* Data rows *
____
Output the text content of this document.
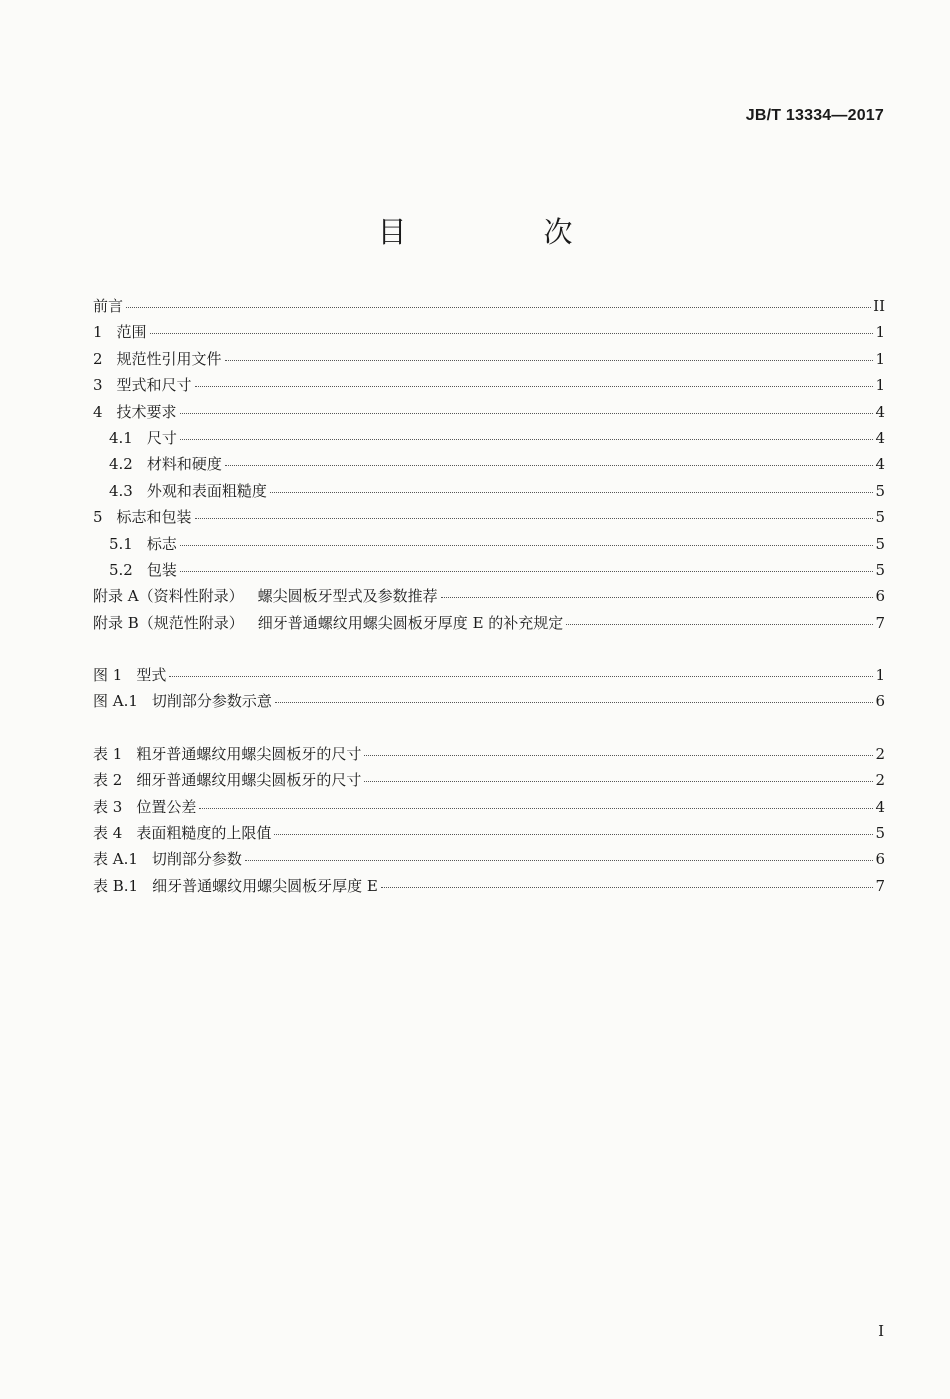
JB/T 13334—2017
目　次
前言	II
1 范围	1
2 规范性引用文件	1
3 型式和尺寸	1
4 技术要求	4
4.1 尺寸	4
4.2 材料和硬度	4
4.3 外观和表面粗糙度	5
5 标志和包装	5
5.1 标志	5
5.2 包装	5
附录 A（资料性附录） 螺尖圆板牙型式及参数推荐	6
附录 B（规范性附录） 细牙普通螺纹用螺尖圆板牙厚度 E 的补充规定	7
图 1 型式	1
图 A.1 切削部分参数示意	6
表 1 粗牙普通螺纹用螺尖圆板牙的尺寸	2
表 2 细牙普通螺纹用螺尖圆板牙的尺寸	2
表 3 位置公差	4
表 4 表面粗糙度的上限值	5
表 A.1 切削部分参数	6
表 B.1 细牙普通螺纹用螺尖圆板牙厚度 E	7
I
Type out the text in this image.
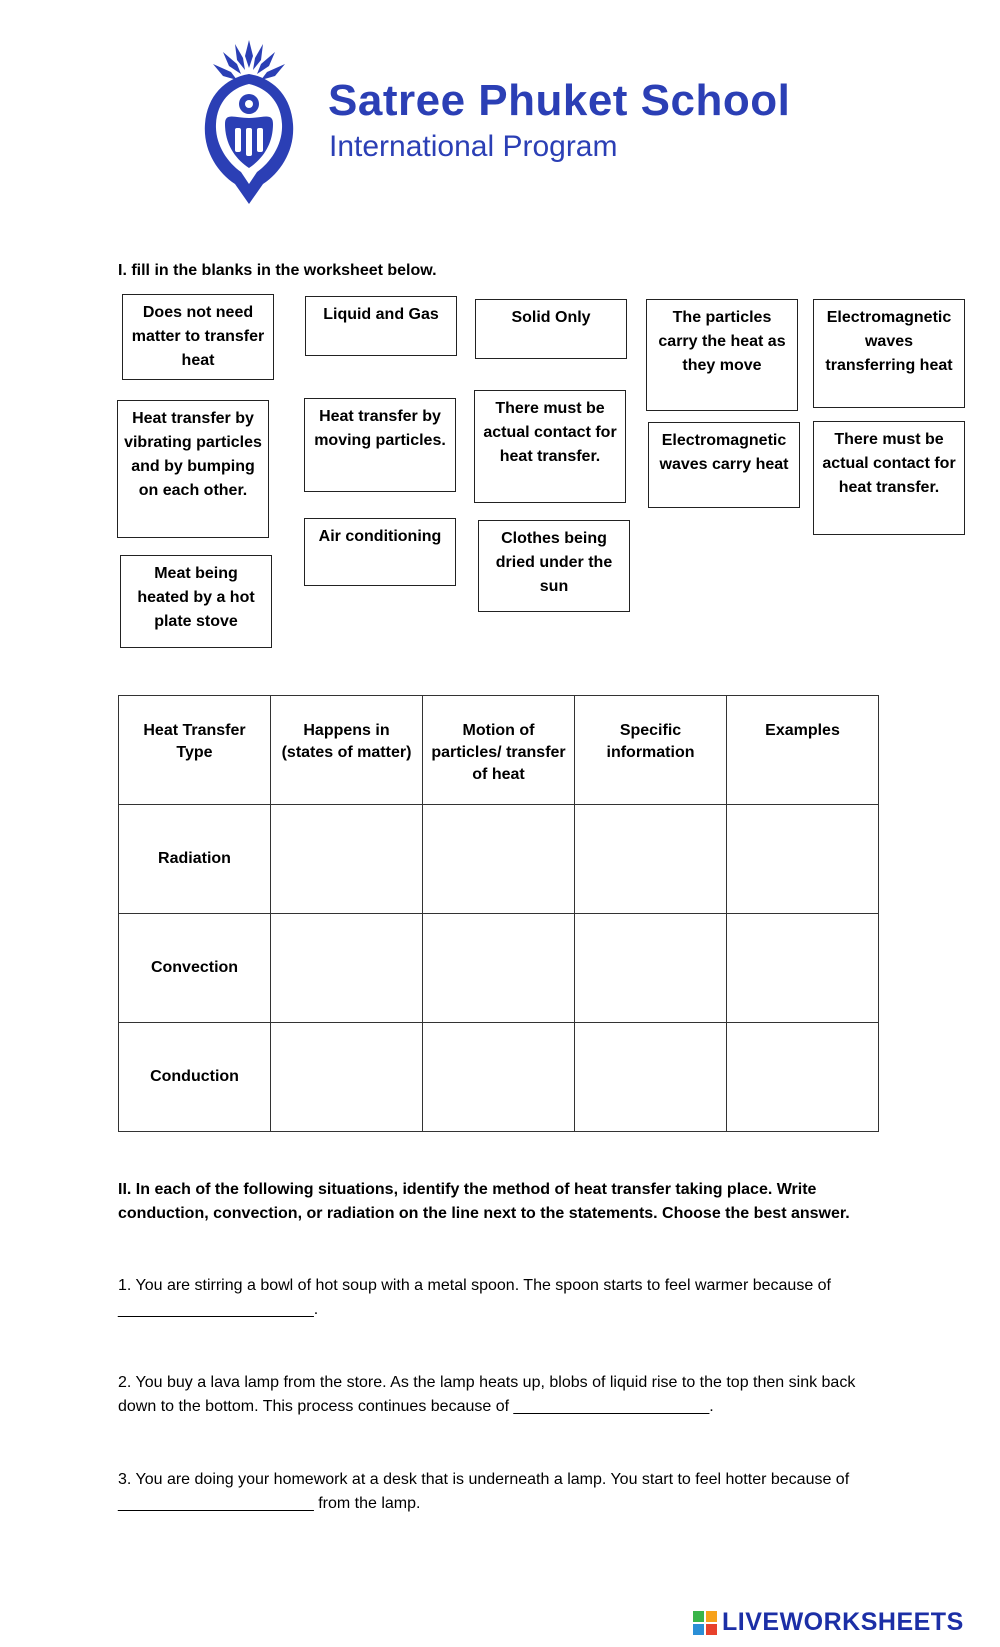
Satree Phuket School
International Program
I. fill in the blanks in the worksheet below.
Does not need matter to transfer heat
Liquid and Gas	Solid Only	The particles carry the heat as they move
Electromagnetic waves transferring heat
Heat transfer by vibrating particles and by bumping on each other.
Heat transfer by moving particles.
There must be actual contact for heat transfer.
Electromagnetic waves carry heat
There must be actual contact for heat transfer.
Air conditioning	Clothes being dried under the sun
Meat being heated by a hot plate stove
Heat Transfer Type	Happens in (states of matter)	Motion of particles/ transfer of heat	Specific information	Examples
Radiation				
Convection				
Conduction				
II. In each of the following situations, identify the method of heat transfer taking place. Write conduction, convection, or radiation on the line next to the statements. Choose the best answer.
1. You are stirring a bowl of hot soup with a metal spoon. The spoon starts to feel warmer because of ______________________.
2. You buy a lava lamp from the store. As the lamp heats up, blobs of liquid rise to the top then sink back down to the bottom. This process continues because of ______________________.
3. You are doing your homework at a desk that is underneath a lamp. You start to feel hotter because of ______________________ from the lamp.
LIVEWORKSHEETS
____
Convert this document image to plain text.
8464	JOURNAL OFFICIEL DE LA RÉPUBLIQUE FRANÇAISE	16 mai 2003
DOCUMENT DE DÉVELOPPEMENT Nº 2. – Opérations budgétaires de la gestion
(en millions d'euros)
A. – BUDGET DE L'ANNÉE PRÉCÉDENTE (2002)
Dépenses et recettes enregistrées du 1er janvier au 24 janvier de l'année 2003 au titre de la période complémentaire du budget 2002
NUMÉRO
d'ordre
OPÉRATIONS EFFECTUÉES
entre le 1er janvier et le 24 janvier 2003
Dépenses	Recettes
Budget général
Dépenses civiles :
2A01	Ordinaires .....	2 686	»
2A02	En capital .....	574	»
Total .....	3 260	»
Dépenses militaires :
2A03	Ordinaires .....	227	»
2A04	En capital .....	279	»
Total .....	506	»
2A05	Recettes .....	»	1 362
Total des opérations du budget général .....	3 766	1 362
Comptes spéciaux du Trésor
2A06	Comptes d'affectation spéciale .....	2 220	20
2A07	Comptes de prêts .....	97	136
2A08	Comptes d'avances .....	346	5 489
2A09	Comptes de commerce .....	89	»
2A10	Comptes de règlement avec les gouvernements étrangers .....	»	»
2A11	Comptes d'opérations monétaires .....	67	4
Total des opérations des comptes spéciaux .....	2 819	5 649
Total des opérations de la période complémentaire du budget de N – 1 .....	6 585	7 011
____
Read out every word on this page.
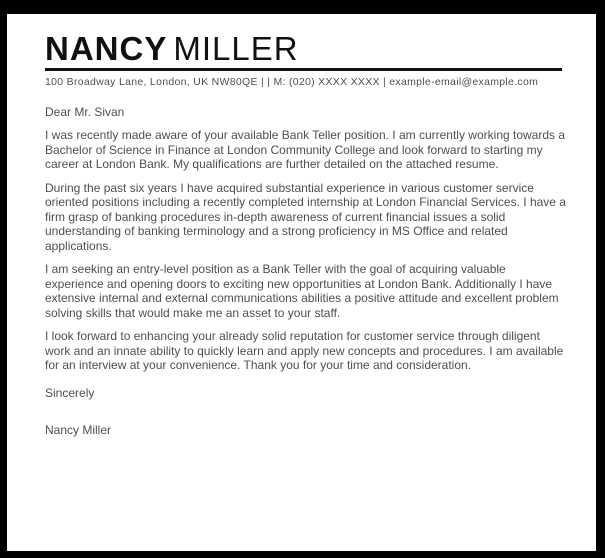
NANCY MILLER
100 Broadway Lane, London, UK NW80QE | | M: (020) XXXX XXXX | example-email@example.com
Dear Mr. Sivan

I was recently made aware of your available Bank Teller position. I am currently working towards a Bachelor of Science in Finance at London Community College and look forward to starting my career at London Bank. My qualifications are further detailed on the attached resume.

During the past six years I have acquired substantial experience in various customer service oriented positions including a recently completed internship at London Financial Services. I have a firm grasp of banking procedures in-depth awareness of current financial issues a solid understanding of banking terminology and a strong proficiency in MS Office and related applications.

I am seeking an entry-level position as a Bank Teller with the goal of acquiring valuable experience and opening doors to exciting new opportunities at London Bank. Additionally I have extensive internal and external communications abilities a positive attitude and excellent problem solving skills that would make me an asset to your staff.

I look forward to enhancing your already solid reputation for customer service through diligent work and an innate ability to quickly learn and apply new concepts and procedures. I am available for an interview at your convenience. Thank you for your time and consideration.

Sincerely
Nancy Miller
____
* Set problem *
Locate all lines in the listing above with the word "that". Copy them.

* Exercise response *
3. You are doing your homework at a desk that is underneath a lamp. You start to feel hotter because of ______________________ from the lamp.
I am seeking an entry-level position as a Bank Teller with the goal of acquiring valuable experience and opening doors to exciting new opportunities at London Bank. Additionally I have extensive internal and external communications abilities a positive attitude and excellent problem solving skills that would make me an asset to your staff.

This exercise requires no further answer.